[Start of EXTRACTED RECORDS]

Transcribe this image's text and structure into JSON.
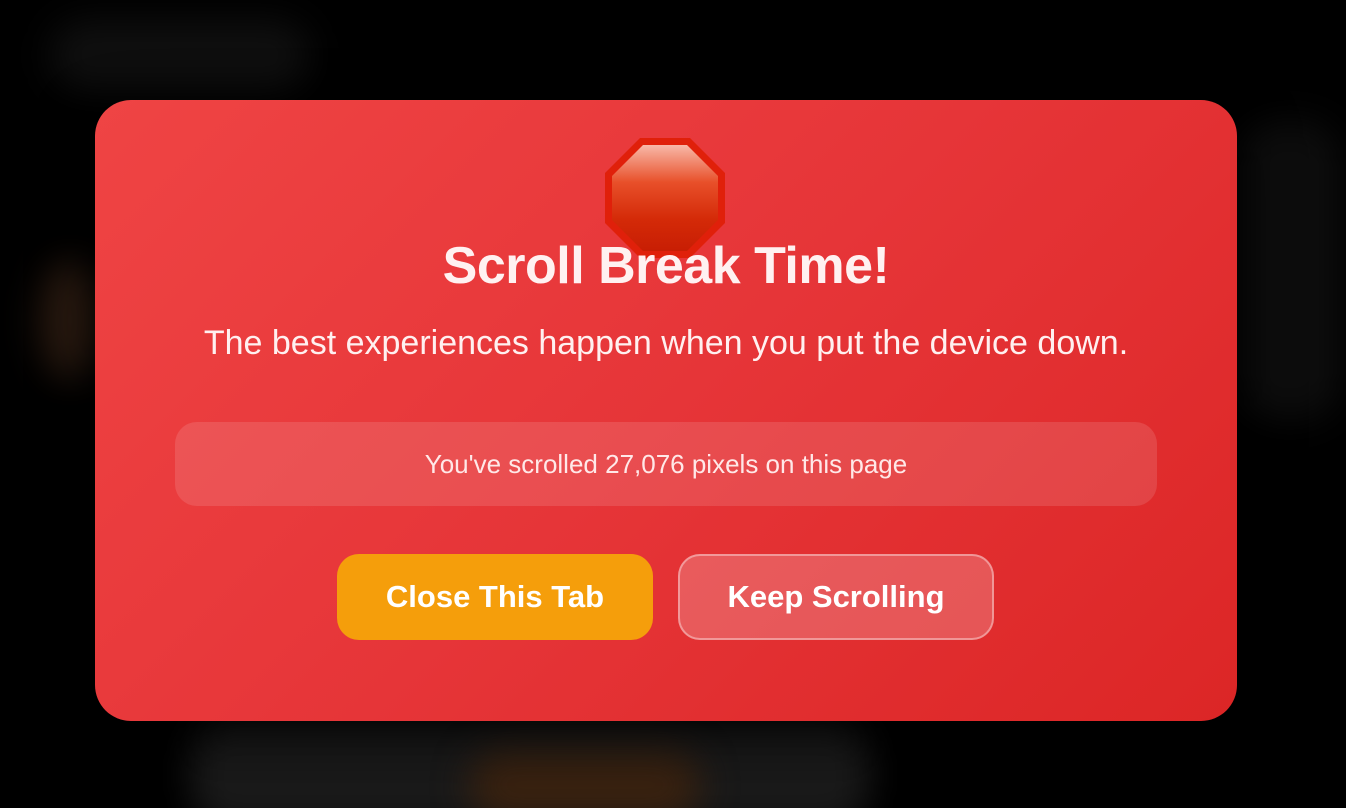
{
  "modal": {
    "icon": "stop-sign-icon",
    "title": "Scroll Break Time!",
    "subtitle": "The best experiences happen when you put the device down.",
    "counter_text": "You've scrolled 27,076 pixels on this page",
    "buttons": {
      "close_label": "Close This Tab",
      "keep_label": "Keep Scrolling"
    },
    "colors": {
      "modal_background": "#e63538",
      "primary_button": "#f59e0b",
      "stop_sign": "#dc2a0e"
    }
  }
}
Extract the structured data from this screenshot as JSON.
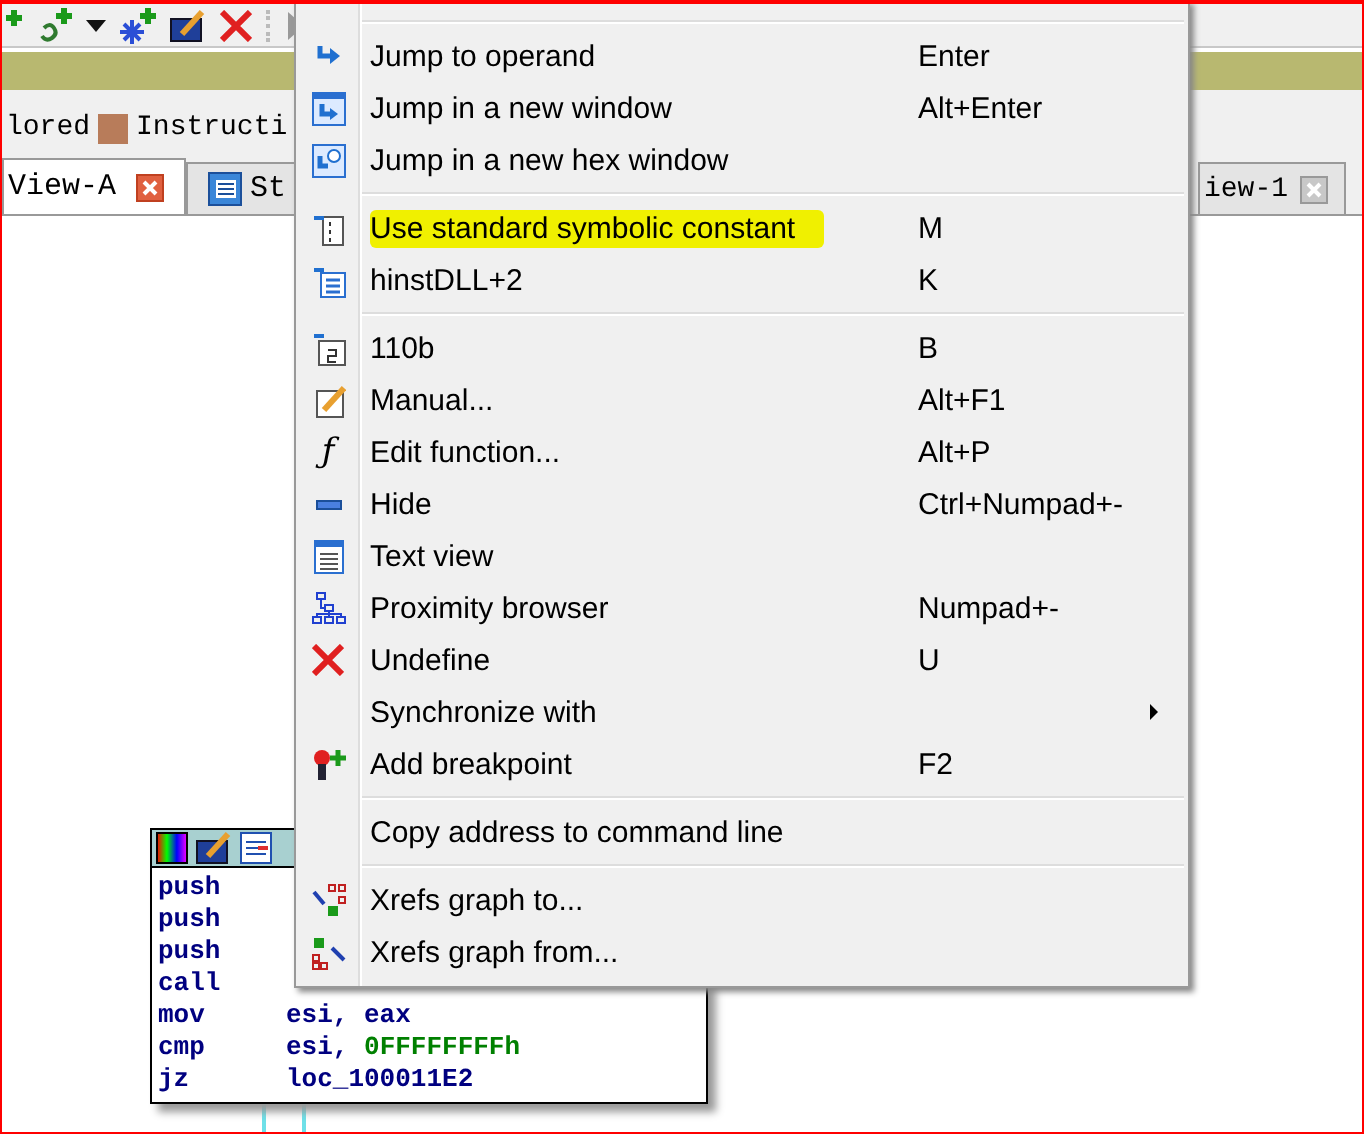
{
  "legend": [
    {
      "label": "lored"
    },
    {
      "label": "Instructi",
      "color": "#b87c5a"
    }
  ],
  "tabs": [
    {
      "label": "View-A",
      "selected": true
    },
    {
      "label": "St",
      "selected": false
    },
    {
      "label": "iew-1",
      "selected": false
    }
  ],
  "graph_node": {
    "lines": [
      {
        "mnemonic": "push"
      },
      {
        "mnemonic": "push"
      },
      {
        "mnemonic": "push"
      },
      {
        "mnemonic": "call"
      },
      {
        "mnemonic": "mov",
        "operand": "esi, eax"
      },
      {
        "mnemonic": "cmp",
        "operand": "esi, ",
        "constant": "0FFFFFFFFh"
      },
      {
        "mnemonic": "jz",
        "operand": "loc_100011E2"
      }
    ]
  },
  "context_menu": {
    "items": [
      {
        "kind": "separator"
      },
      {
        "kind": "item",
        "label": "Jump to operand",
        "shortcut": "Enter",
        "highlighted": false,
        "submenu": false
      },
      {
        "kind": "item",
        "label": "Jump in a new window",
        "shortcut": "Alt+Enter",
        "highlighted": false,
        "submenu": false
      },
      {
        "kind": "item",
        "label": "Jump in a new hex window",
        "highlighted": false,
        "submenu": false
      },
      {
        "kind": "separator"
      },
      {
        "kind": "item",
        "label": "Use standard symbolic constant",
        "shortcut": "M",
        "highlighted": true,
        "submenu": false
      },
      {
        "kind": "item",
        "label": "hinstDLL+2",
        "shortcut": "K",
        "highlighted": false,
        "submenu": false
      },
      {
        "kind": "separator"
      },
      {
        "kind": "item",
        "label": "110b",
        "shortcut": "B",
        "highlighted": false,
        "submenu": false
      },
      {
        "kind": "item",
        "label": "Manual...",
        "shortcut": "Alt+F1",
        "highlighted": false,
        "submenu": false
      },
      {
        "kind": "item",
        "glyph": "ƒ",
        "label": "Edit function...",
        "shortcut": "Alt+P",
        "highlighted": false,
        "submenu": false
      },
      {
        "kind": "item",
        "label": "Hide",
        "shortcut": "Ctrl+Numpad+-",
        "highlighted": false,
        "submenu": false
      },
      {
        "kind": "item",
        "label": "Text view",
        "highlighted": false,
        "submenu": false
      },
      {
        "kind": "item",
        "label": "Proximity browser",
        "shortcut": "Numpad+-",
        "highlighted": false,
        "submenu": false
      },
      {
        "kind": "item",
        "label": "Undefine",
        "shortcut": "U",
        "highlighted": false,
        "submenu": false
      },
      {
        "kind": "item",
        "label": "Synchronize with",
        "highlighted": false,
        "submenu": true
      },
      {
        "kind": "item",
        "label": "Add breakpoint",
        "shortcut": "F2",
        "highlighted": false,
        "submenu": false
      },
      {
        "kind": "separator"
      },
      {
        "kind": "item",
        "label": "Copy address to command line",
        "highlighted": false,
        "submenu": false
      },
      {
        "kind": "separator"
      },
      {
        "kind": "item",
        "label": "Xrefs graph to...",
        "highlighted": false,
        "submenu": false
      },
      {
        "kind": "item",
        "label": "Xrefs graph from...",
        "highlighted": false,
        "submenu": false
      }
    ]
  }
}
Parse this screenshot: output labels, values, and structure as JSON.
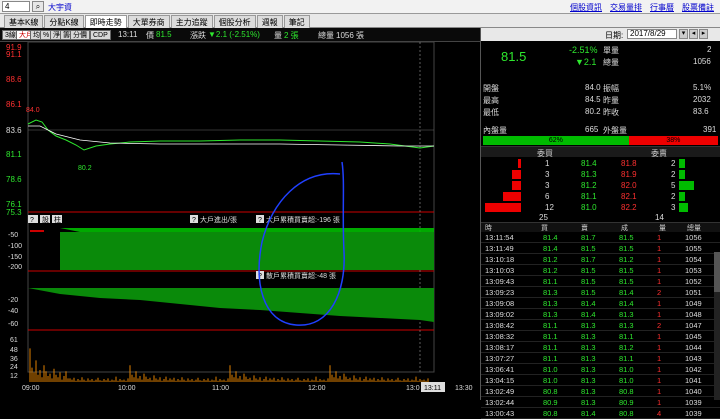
{
  "topbar": {
    "code": "4",
    "stock_name": "大宇資",
    "links": [
      "個股資訊",
      "交易量排",
      "行事曆",
      "股票備註"
    ]
  },
  "tabs": [
    "基本K線",
    "分點K線",
    "即時走勢",
    "大單券商",
    "主力追蹤",
    "個股分析",
    "週報",
    "筆記"
  ],
  "active_tab": 2,
  "toolbar": {
    "buttons": [
      "3線",
      "大戶",
      "均",
      "%",
      "淨",
      "籌",
      "分價",
      "CDP"
    ],
    "time": "13:11",
    "price_label": "價",
    "price": "81.5",
    "change_label": "漲跌",
    "change": "▼2.1 (-2.51%)",
    "volume_label": "量",
    "volume": "2 張",
    "total_label": "總量",
    "total": "1056 張"
  },
  "chart": {
    "price_labels": [
      {
        "text": "91.9",
        "color": "#ff3030"
      },
      {
        "text": "91.1",
        "color": "#ff3030"
      },
      {
        "text": "88.6",
        "color": "#ff3030"
      },
      {
        "text": "86.1",
        "color": "#ff3030"
      },
      {
        "text": "83.6",
        "color": "#dddddd"
      },
      {
        "text": "81.1",
        "color": "#2ee82e"
      },
      {
        "text": "78.6",
        "color": "#2ee82e"
      },
      {
        "text": "76.1",
        "color": "#2ee82e"
      },
      {
        "text": "75.3",
        "color": "#2ee82e"
      }
    ],
    "open_annot": "84.0",
    "low_annot": "80.2",
    "sub1_label": "大戶進出/張",
    "sub1_ind": "大戶累積買賣超:-196 張",
    "sub2_ind": "散戶累積買賣超:-48 張",
    "sub_buttons": [
      "?",
      "設",
      "柱"
    ],
    "sub1_axis": [
      "-50",
      "-100",
      "-150",
      "-200"
    ],
    "sub2_axis": [
      "-20",
      "-40",
      "-60"
    ],
    "vol_axis": [
      "61",
      "48",
      "36",
      "24",
      "12"
    ],
    "time_axis": [
      "09:00",
      "10:00",
      "11:00",
      "12:00",
      "13:0",
      "13:11",
      "13:30"
    ]
  },
  "quote": {
    "date_label": "日期:",
    "date": "2017/8/29",
    "price": "81.5",
    "pct": "-2.51%",
    "chg": "▼2.1",
    "single_label": "單量",
    "single": "2",
    "total_label": "總量",
    "total": "1056"
  },
  "stats": [
    {
      "l1": "開盤",
      "v1": "84.0",
      "c1": "up",
      "l2": "振幅",
      "v2": "5.1%"
    },
    {
      "l1": "最高",
      "v1": "84.5",
      "c1": "up",
      "l2": "昨量",
      "v2": "2032"
    },
    {
      "l1": "最低",
      "v1": "80.2",
      "c1": "dn",
      "l2": "昨收",
      "v2": "83.6"
    }
  ],
  "inout": {
    "in_label": "內盤量",
    "in": "665",
    "out_label": "外盤量",
    "out": "391"
  },
  "ratio": {
    "buy": "62%",
    "sell": "38%",
    "buy_fraction": 0.62
  },
  "orderbook": {
    "buy_head": "委買",
    "sell_head": "委賣",
    "rows": [
      {
        "bq": "1",
        "bp": "81.4",
        "sp": "81.8",
        "sq": "2"
      },
      {
        "bq": "3",
        "bp": "81.3",
        "sp": "81.9",
        "sq": "2"
      },
      {
        "bq": "3",
        "bp": "81.2",
        "sp": "82.0",
        "sq": "5"
      },
      {
        "bq": "6",
        "bp": "81.1",
        "sp": "82.1",
        "sq": "2"
      },
      {
        "bq": "12",
        "bp": "81.0",
        "sp": "82.2",
        "sq": "3"
      }
    ],
    "buy_total": "25",
    "sell_total": "14"
  },
  "ticks": {
    "headers": [
      "時",
      "買",
      "賣",
      "成",
      "量",
      "總量"
    ],
    "rows": [
      [
        "13:11:54",
        "81.4",
        "81.7",
        "81.5",
        "1",
        "1056"
      ],
      [
        "13:11:49",
        "81.4",
        "81.5",
        "81.5",
        "1",
        "1055"
      ],
      [
        "13:10:18",
        "81.2",
        "81.7",
        "81.2",
        "1",
        "1054"
      ],
      [
        "13:10:03",
        "81.2",
        "81.5",
        "81.5",
        "1",
        "1053"
      ],
      [
        "13:09:43",
        "81.1",
        "81.5",
        "81.5",
        "1",
        "1052"
      ],
      [
        "13:09:23",
        "81.3",
        "81.5",
        "81.4",
        "2",
        "1051"
      ],
      [
        "13:09:08",
        "81.3",
        "81.4",
        "81.4",
        "1",
        "1049"
      ],
      [
        "13:09:02",
        "81.3",
        "81.4",
        "81.3",
        "1",
        "1048"
      ],
      [
        "13:08:42",
        "81.1",
        "81.3",
        "81.3",
        "2",
        "1047"
      ],
      [
        "13:08:32",
        "81.1",
        "81.3",
        "81.1",
        "1",
        "1045"
      ],
      [
        "13:08:17",
        "81.1",
        "81.3",
        "81.2",
        "1",
        "1044"
      ],
      [
        "13:07:27",
        "81.1",
        "81.3",
        "81.1",
        "1",
        "1043"
      ],
      [
        "13:06:41",
        "81.0",
        "81.3",
        "81.0",
        "1",
        "1042"
      ],
      [
        "13:04:15",
        "81.0",
        "81.3",
        "81.0",
        "1",
        "1041"
      ],
      [
        "13:02:49",
        "80.8",
        "81.3",
        "80.8",
        "1",
        "1040"
      ],
      [
        "13:02:44",
        "80.9",
        "81.3",
        "80.9",
        "1",
        "1039"
      ],
      [
        "13:00:43",
        "80.8",
        "81.4",
        "80.8",
        "4",
        "1039"
      ]
    ]
  }
}
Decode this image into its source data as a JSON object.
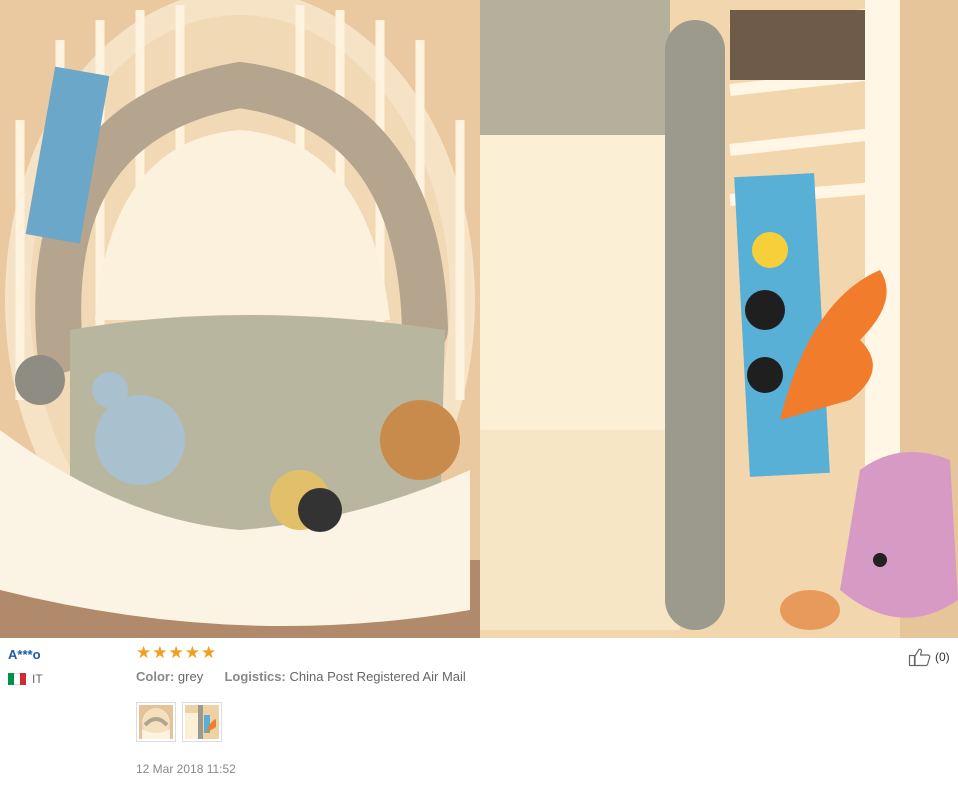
{
  "review": {
    "reviewer": "A***o",
    "country_code": "IT",
    "rating": 5,
    "stars": [
      "★",
      "★",
      "★",
      "★",
      "★"
    ],
    "color_label": "Color:",
    "color_value": "grey",
    "logistics_label": "Logistics:",
    "logistics_value": "China Post Registered Air Mail",
    "timestamp": "12 Mar 2018 11:52",
    "helpful_count": "(0)"
  },
  "colors": {
    "star": "#f59d1c",
    "name_link": "#1a5aa8",
    "flag_it": [
      "#009246",
      "#ffffff",
      "#ce2b37"
    ]
  },
  "icons": [
    "thumbs-up-icon",
    "italy-flag-icon",
    "star-icon"
  ]
}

[End of EXTRACTED RECORDS]

▶ **YOUR OBJECTIVE**
In the records above, locate the line with "Decode this image"; output it and each line after it through the last one, exactly, omitting pictures.

▶ **EXPECTED ANSWER**
Decode this image into its source data as a JSON object.
{
  "review": {
    "reviewer": "A***o",
    "country_code": "IT",
    "rating": 5,
    "stars": [
      "★",
      "★",
      "★",
      "★",
      "★"
    ],
    "color_label": "Color:",
    "color_value": "grey",
    "logistics_label": "Logistics:",
    "logistics_value": "China Post Registered Air Mail",
    "timestamp": "12 Mar 2018 11:52",
    "helpful_count": "(0)"
  },
  "colors": {
    "star": "#f59d1c",
    "name_link": "#1a5aa8",
    "flag_it": [
      "#009246",
      "#ffffff",
      "#ce2b37"
    ]
  },
  "icons": [
    "thumbs-up-icon",
    "italy-flag-icon",
    "star-icon"
  ]
}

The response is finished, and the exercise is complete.